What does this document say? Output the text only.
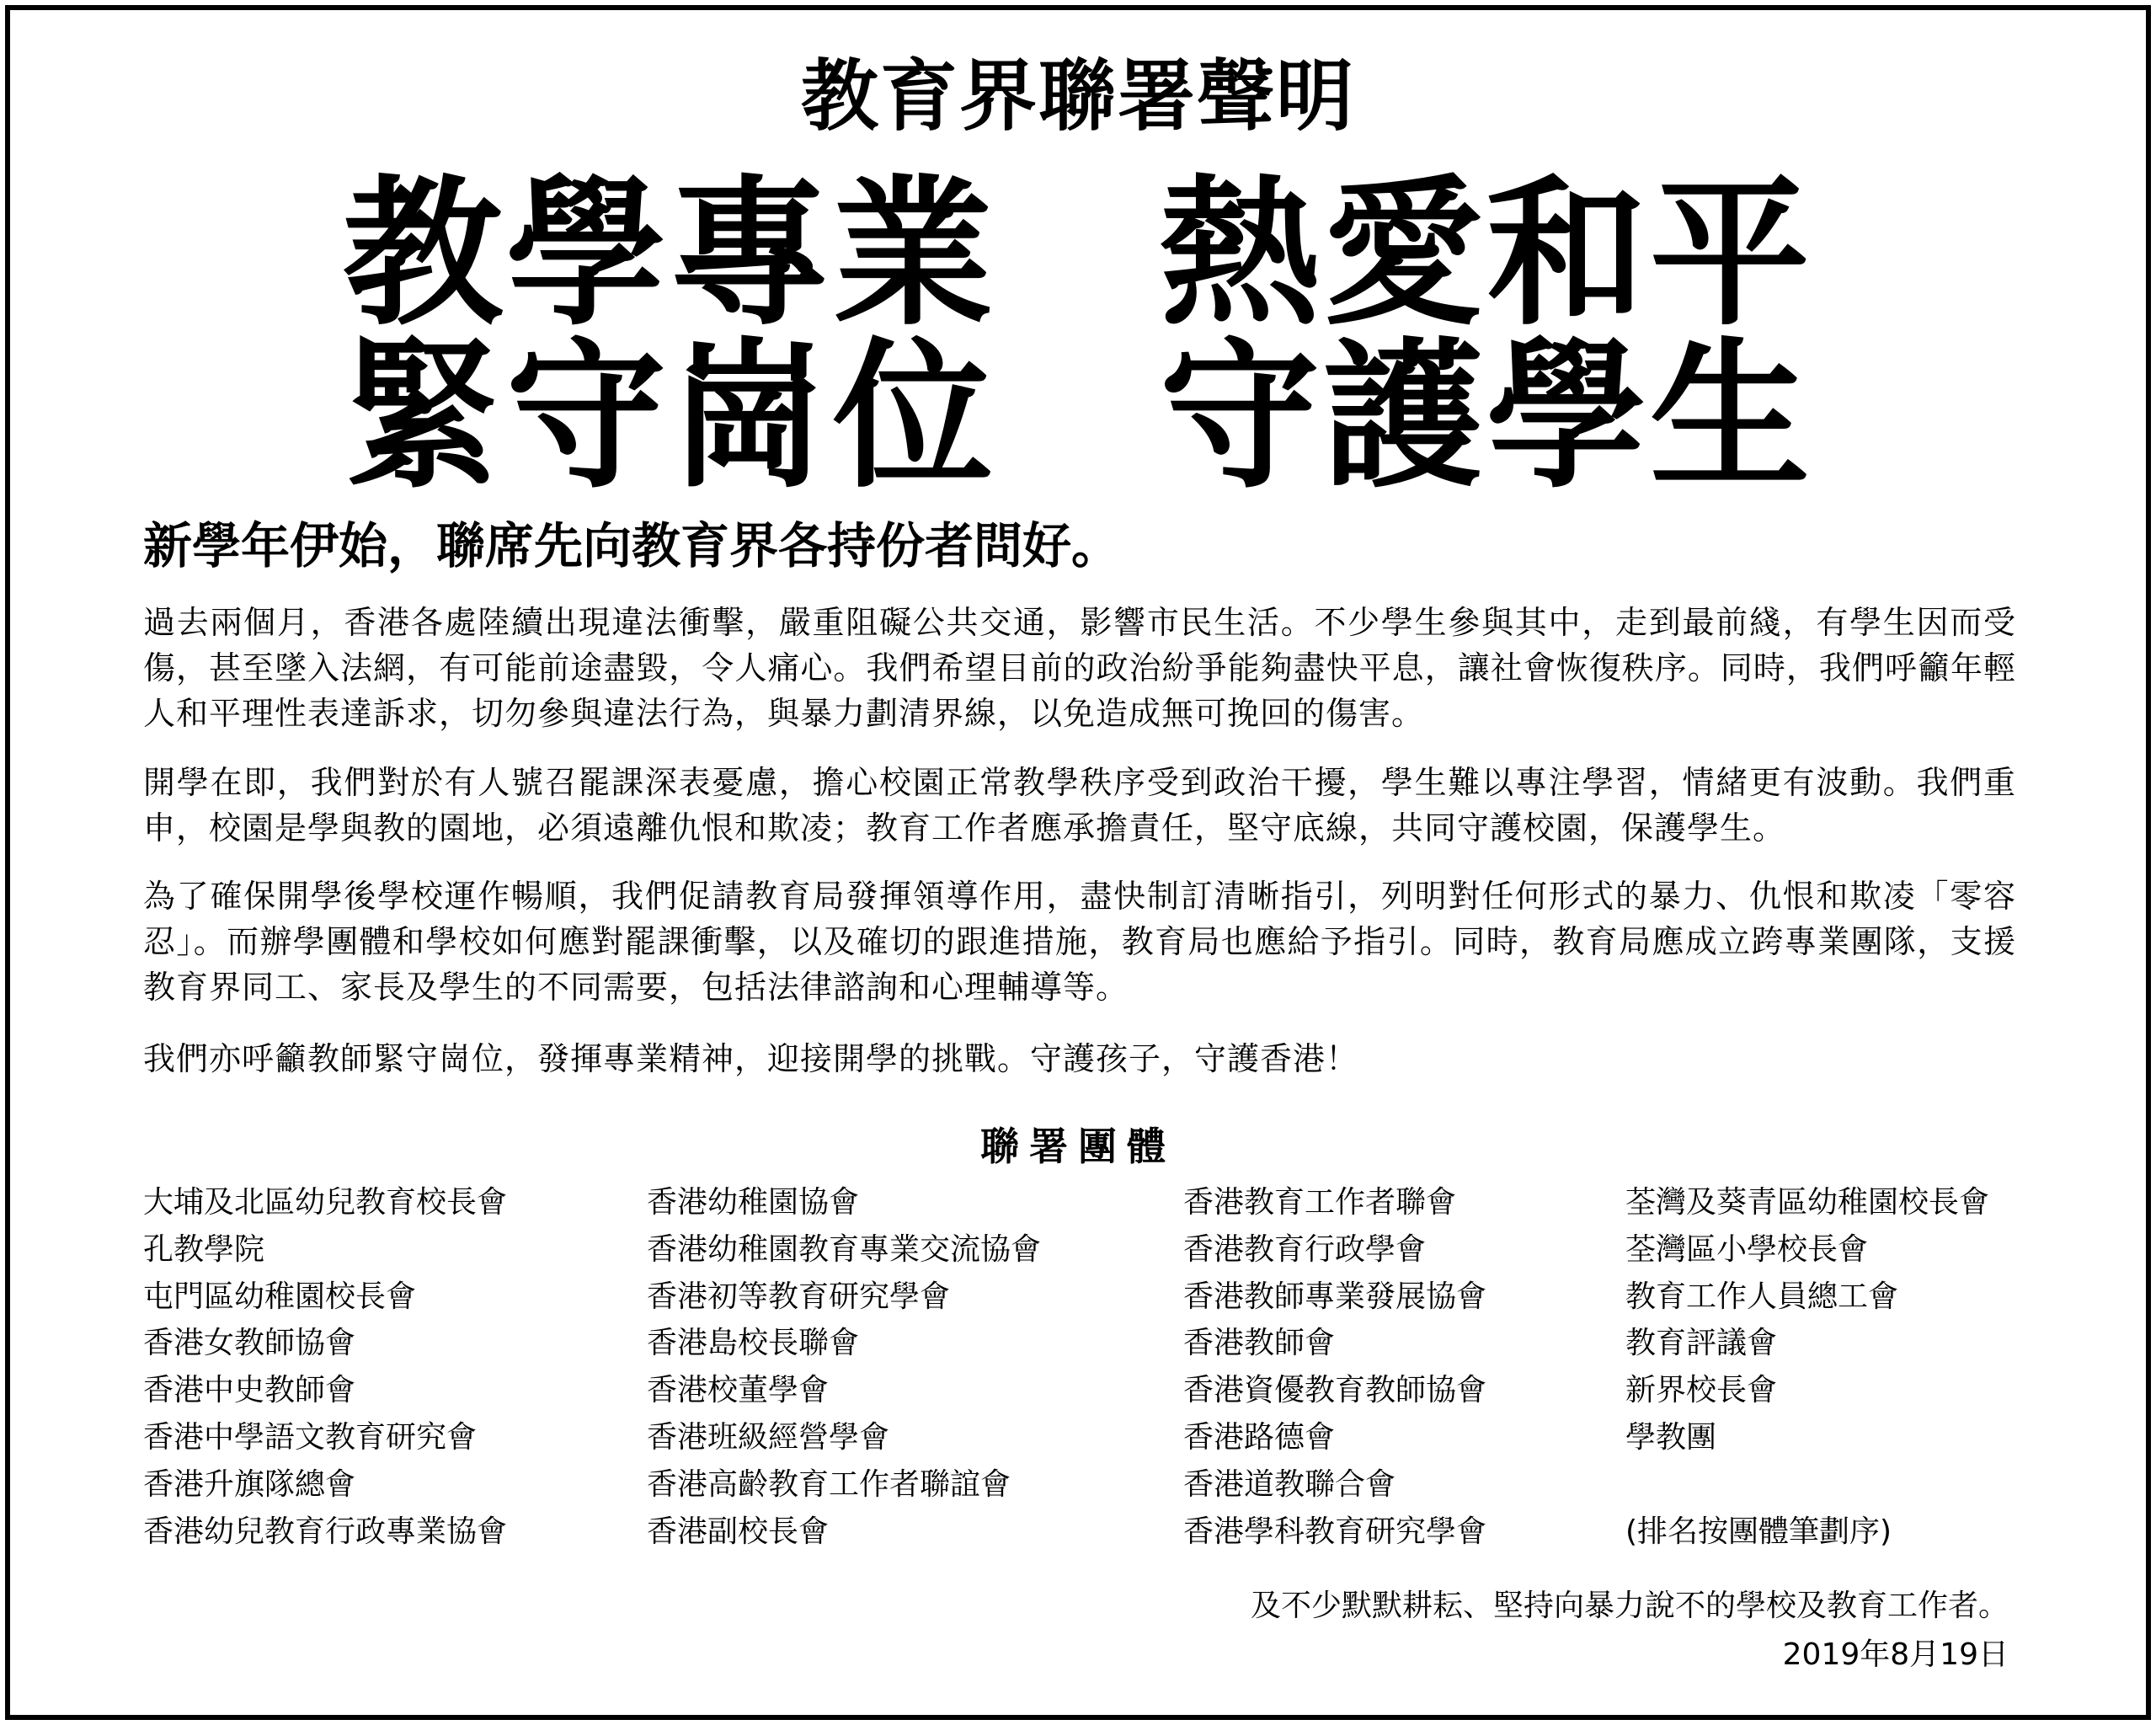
教育界聯署聲明
教學專業　熱愛和平
緊守崗位　守護學生
新學年伊始，聯席先向教育界各持份者問好。
過去兩個月，香港各處陸續出現違法衝擊，嚴重阻礙公共交通，影響市民生活。不少學生參與其中，走到最前綫，有學生因而受傷，甚至墜入法網，有可能前途盡毀，令人痛心。我們希望目前的政治紛爭能夠盡快平息，讓社會恢復秩序。同時，我們呼籲年輕人和平理性表達訴求，切勿參與違法行為，與暴力劃清界線，以免造成無可挽回的傷害。
開學在即，我們對於有人號召罷課深表憂慮，擔心校園正常教學秩序受到政治干擾，學生難以專注學習，情緒更有波動。我們重申，校園是學與教的園地，必須遠離仇恨和欺凌；教育工作者應承擔責任，堅守底線，共同守護校園，保護學生。
為了確保開學後學校運作暢順，我們促請教育局發揮領導作用，盡快制訂清晰指引，列明對任何形式的暴力、仇恨和欺凌「零容忍」。而辦學團體和學校如何應對罷課衝擊，以及確切的跟進措施，教育局也應給予指引。同時，教育局應成立跨專業團隊，支援教育界同工、家長及學生的不同需要，包括法律諮詢和心理輔導等。
我們亦呼籲教師緊守崗位，發揮專業精神，迎接開學的挑戰。守護孩子，守護香港！
聯署團體
大埔及北區幼兒教育校長會
孔教學院
屯門區幼稚園校長會
香港女教師協會
香港中史教師會
香港中學語文教育研究會
香港升旗隊總會
香港幼兒教育行政專業協會
香港幼稚園協會
香港幼稚園教育專業交流協會
香港初等教育研究學會
香港島校長聯會
香港校董學會
香港班級經營學會
香港高齡教育工作者聯誼會
香港副校長會
香港教育工作者聯會
香港教育行政學會
香港教師專業發展協會
香港教師會
香港資優教育教師協會
香港路德會
香港道教聯合會
香港學科教育研究學會
荃灣及葵青區幼稚園校長會
荃灣區小學校長會
教育工作人員總工會
教育評議會
新界校長會
學教團
(排名按團體筆劃序)
及不少默默耕耘、堅持向暴力說不的學校及教育工作者。
2019年8月19日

++++++

Your objective
Reproduce the material in its entirety and word for word, without the pictures.

Answer in full
What does this document say? Output the text only.
教育界聯署聲明
教學專業　熱愛和平
緊守崗位　守護學生
新學年伊始，聯席先向教育界各持份者問好。
過去兩個月，香港各處陸續出現違法衝擊，嚴重阻礙公共交通，影響市民生活。不少學生參與其中，走到最前綫，有學生因而受傷，甚至墜入法網，有可能前途盡毀，令人痛心。我們希望目前的政治紛爭能夠盡快平息，讓社會恢復秩序。同時，我們呼籲年輕人和平理性表達訴求，切勿參與違法行為，與暴力劃清界線，以免造成無可挽回的傷害。
開學在即，我們對於有人號召罷課深表憂慮，擔心校園正常教學秩序受到政治干擾，學生難以專注學習，情緒更有波動。我們重申，校園是學與教的園地，必須遠離仇恨和欺凌；教育工作者應承擔責任，堅守底線，共同守護校園，保護學生。
為了確保開學後學校運作暢順，我們促請教育局發揮領導作用，盡快制訂清晰指引，列明對任何形式的暴力、仇恨和欺凌「零容忍」。而辦學團體和學校如何應對罷課衝擊，以及確切的跟進措施，教育局也應給予指引。同時，教育局應成立跨專業團隊，支援教育界同工、家長及學生的不同需要，包括法律諮詢和心理輔導等。
我們亦呼籲教師緊守崗位，發揮專業精神，迎接開學的挑戰。守護孩子，守護香港！
聯署團體
大埔及北區幼兒教育校長會
孔教學院
屯門區幼稚園校長會
香港女教師協會
香港中史教師會
香港中學語文教育研究會
香港升旗隊總會
香港幼兒教育行政專業協會
香港幼稚園協會
香港幼稚園教育專業交流協會
香港初等教育研究學會
香港島校長聯會
香港校董學會
香港班級經營學會
香港高齡教育工作者聯誼會
香港副校長會
香港教育工作者聯會
香港教育行政學會
香港教師專業發展協會
香港教師會
香港資優教育教師協會
香港路德會
香港道教聯合會
香港學科教育研究學會
荃灣及葵青區幼稚園校長會
荃灣區小學校長會
教育工作人員總工會
教育評議會
新界校長會
學教團
(排名按團體筆劃序)
及不少默默耕耘、堅持向暴力說不的學校及教育工作者。
2019年8月19日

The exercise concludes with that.